- **The problem**
Reproduce each record exactly.
· · ·
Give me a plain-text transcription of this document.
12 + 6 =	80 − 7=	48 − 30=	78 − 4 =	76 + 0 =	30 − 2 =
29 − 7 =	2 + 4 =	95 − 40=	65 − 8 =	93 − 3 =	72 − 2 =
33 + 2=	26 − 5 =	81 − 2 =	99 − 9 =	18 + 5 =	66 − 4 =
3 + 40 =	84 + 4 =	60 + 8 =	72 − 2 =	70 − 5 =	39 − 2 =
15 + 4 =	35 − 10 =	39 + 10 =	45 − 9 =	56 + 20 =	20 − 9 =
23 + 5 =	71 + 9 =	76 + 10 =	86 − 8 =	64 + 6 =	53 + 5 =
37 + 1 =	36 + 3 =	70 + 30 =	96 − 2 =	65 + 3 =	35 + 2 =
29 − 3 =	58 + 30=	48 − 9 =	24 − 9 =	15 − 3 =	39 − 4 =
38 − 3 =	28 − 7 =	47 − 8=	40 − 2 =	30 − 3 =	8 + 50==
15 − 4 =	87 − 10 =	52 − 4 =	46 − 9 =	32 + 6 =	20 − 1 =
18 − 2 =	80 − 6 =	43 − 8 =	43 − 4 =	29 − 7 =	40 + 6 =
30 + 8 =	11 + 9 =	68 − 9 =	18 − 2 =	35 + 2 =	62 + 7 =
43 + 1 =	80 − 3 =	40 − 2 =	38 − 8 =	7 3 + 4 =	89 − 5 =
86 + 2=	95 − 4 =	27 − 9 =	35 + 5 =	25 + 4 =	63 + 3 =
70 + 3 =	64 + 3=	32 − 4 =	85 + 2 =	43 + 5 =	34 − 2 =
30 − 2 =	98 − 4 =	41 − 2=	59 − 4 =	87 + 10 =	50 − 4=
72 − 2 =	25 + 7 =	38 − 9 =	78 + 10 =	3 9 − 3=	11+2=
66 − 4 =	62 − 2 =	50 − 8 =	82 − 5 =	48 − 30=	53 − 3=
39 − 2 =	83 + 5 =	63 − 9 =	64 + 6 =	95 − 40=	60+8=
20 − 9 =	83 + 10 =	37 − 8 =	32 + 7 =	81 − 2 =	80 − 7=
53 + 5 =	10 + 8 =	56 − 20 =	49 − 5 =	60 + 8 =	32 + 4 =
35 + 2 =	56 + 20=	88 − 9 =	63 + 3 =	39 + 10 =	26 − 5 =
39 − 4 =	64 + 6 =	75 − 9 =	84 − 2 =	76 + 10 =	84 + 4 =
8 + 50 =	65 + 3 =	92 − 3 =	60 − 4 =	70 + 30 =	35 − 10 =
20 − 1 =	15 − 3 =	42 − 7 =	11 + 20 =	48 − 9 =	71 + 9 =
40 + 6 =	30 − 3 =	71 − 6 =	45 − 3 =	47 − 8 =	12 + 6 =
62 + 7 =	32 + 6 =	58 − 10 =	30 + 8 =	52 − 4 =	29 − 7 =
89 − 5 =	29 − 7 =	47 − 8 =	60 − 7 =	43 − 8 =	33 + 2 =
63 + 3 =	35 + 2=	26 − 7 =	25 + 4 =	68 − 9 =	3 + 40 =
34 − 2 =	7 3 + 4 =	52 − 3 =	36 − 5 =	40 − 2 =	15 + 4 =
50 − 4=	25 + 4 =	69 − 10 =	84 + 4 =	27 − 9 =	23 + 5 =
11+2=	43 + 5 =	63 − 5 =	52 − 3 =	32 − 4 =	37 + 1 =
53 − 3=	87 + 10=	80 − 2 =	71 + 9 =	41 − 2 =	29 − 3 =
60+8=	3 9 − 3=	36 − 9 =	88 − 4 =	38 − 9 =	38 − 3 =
· · ·
- **Result of this exercise**
Give me a plain-text transcription of this document.
12 + 6 =	80 − 7=	48 − 30=	78 − 4 =	76 + 0 =	30 − 2 =
29 − 7 =	2 + 4 =	95 − 40=	65 − 8 =	93 − 3 =	72 − 2 =
33 + 2=	26 − 5 =	81 − 2 =	99 − 9 =	18 + 5 =	66 − 4 =
3 + 40 =	84 + 4 =	60 + 8 =	72 − 2 =	70 − 5 =	39 − 2 =
15 + 4 =	35 − 10 =	39 + 10 =	45 − 9 =	56 + 20 =	20 − 9 =
23 + 5 =	71 + 9 =	76 + 10 =	86 − 8 =	64 + 6 =	53 + 5 =
37 + 1 =	36 + 3 =	70 + 30 =	96 − 2 =	65 + 3 =	35 + 2 =
29 − 3 =	58 + 30=	48 − 9 =	24 − 9 =	15 − 3 =	39 − 4 =
38 − 3 =	28 − 7 =	47 − 8=	40 − 2 =	30 − 3 =	8 + 50==
15 − 4 =	87 − 10 =	52 − 4 =	46 − 9 =	32 + 6 =	20 − 1 =
18 − 2 =	80 − 6 =	43 − 8 =	43 − 4 =	29 − 7 =	40 + 6 =
30 + 8 =	11 + 9 =	68 − 9 =	18 − 2 =	35 + 2 =	62 + 7 =
43 + 1 =	80 − 3 =	40 − 2 =	38 − 8 =	7 3 + 4 =	89 − 5 =
86 + 2=	95 − 4 =	27 − 9 =	35 + 5 =	25 + 4 =	63 + 3 =
70 + 3 =	64 + 3=	32 − 4 =	85 + 2 =	43 + 5 =	34 − 2 =
30 − 2 =	98 − 4 =	41 − 2=	59 − 4 =	87 + 10 =	50 − 4=
72 − 2 =	25 + 7 =	38 − 9 =	78 + 10 =	3 9 − 3=	11+2=
66 − 4 =	62 − 2 =	50 − 8 =	82 − 5 =	48 − 30=	53 − 3=
39 − 2 =	83 + 5 =	63 − 9 =	64 + 6 =	95 − 40=	60+8=
20 − 9 =	83 + 10 =	37 − 8 =	32 + 7 =	81 − 2 =	80 − 7=
53 + 5 =	10 + 8 =	56 − 20 =	49 − 5 =	60 + 8 =	32 + 4 =
35 + 2 =	56 + 20=	88 − 9 =	63 + 3 =	39 + 10 =	26 − 5 =
39 − 4 =	64 + 6 =	75 − 9 =	84 − 2 =	76 + 10 =	84 + 4 =
8 + 50 =	65 + 3 =	92 − 3 =	60 − 4 =	70 + 30 =	35 − 10 =
20 − 1 =	15 − 3 =	42 − 7 =	11 + 20 =	48 − 9 =	71 + 9 =
40 + 6 =	30 − 3 =	71 − 6 =	45 − 3 =	47 − 8 =	12 + 6 =
62 + 7 =	32 + 6 =	58 − 10 =	30 + 8 =	52 − 4 =	29 − 7 =
89 − 5 =	29 − 7 =	47 − 8 =	60 − 7 =	43 − 8 =	33 + 2 =
63 + 3 =	35 + 2=	26 − 7 =	25 + 4 =	68 − 9 =	3 + 40 =
34 − 2 =	7 3 + 4 =	52 − 3 =	36 − 5 =	40 − 2 =	15 + 4 =
50 − 4=	25 + 4 =	69 − 10 =	84 + 4 =	27 − 9 =	23 + 5 =
11+2=	43 + 5 =	63 − 5 =	52 − 3 =	32 − 4 =	37 + 1 =
53 − 3=	87 + 10=	80 − 2 =	71 + 9 =	41 − 2 =	29 − 3 =
60+8=	3 9 − 3=	36 − 9 =	88 − 4 =	38 − 9 =	38 − 3 =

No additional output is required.